Give the number of lines containing "강조한다" in this listing, with no other words.

Entries from a dataset -
════════

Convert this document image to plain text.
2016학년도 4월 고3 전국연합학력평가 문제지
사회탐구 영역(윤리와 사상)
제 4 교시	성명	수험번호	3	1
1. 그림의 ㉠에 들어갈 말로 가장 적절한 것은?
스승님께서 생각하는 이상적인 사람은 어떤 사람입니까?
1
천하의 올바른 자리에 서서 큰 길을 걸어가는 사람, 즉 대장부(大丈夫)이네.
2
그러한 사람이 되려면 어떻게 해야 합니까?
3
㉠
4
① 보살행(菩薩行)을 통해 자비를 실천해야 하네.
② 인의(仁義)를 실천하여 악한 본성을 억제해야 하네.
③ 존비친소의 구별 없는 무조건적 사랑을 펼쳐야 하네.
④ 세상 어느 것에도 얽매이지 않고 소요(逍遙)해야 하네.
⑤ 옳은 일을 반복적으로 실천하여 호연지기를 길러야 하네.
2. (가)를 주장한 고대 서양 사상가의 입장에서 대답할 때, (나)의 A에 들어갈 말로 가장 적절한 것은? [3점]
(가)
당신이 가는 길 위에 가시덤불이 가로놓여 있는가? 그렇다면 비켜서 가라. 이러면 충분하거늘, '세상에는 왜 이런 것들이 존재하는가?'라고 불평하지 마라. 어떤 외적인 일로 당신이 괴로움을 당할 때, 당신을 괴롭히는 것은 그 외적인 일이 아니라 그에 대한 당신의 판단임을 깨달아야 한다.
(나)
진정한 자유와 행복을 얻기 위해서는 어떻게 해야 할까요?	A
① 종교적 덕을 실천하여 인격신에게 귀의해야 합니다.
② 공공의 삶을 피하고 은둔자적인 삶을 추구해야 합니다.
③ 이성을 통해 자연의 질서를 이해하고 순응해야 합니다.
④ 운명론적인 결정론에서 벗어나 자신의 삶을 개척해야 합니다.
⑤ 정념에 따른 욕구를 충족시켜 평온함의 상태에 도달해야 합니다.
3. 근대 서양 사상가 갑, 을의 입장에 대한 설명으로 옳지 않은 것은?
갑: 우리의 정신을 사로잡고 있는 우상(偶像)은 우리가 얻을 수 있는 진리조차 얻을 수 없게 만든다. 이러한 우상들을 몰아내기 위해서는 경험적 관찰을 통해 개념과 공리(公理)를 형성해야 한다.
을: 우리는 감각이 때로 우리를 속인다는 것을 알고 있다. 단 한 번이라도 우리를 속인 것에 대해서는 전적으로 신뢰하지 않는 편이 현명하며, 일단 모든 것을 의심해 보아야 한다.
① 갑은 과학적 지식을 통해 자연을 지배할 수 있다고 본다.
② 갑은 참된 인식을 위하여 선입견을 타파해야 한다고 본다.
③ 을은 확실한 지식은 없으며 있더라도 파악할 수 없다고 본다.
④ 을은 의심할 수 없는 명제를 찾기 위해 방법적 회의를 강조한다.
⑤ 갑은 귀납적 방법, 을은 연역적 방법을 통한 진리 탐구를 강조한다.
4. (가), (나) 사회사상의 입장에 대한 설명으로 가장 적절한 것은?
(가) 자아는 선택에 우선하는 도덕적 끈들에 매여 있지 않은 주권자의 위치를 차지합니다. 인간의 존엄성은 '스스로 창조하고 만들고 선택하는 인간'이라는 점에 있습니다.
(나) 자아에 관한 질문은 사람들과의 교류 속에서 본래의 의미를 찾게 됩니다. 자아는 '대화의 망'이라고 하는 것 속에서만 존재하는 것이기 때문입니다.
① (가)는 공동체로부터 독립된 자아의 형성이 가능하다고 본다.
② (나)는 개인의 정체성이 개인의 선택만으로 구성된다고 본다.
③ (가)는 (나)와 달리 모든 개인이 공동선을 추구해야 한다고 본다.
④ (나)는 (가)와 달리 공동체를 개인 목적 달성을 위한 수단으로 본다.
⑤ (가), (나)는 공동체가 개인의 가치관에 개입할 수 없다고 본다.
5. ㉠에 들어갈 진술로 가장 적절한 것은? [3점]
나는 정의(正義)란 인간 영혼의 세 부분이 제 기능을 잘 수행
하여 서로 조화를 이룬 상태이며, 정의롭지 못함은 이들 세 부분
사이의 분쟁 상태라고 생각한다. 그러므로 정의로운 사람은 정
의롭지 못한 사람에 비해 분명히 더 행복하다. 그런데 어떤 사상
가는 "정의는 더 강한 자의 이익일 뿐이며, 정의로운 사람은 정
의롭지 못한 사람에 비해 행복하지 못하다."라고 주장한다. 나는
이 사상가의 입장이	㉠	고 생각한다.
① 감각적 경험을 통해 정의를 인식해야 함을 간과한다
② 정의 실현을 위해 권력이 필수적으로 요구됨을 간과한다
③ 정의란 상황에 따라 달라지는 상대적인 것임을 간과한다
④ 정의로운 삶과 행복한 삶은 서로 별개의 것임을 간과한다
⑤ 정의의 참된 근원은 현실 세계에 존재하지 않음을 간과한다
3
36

════════

Solution to this exercise - 2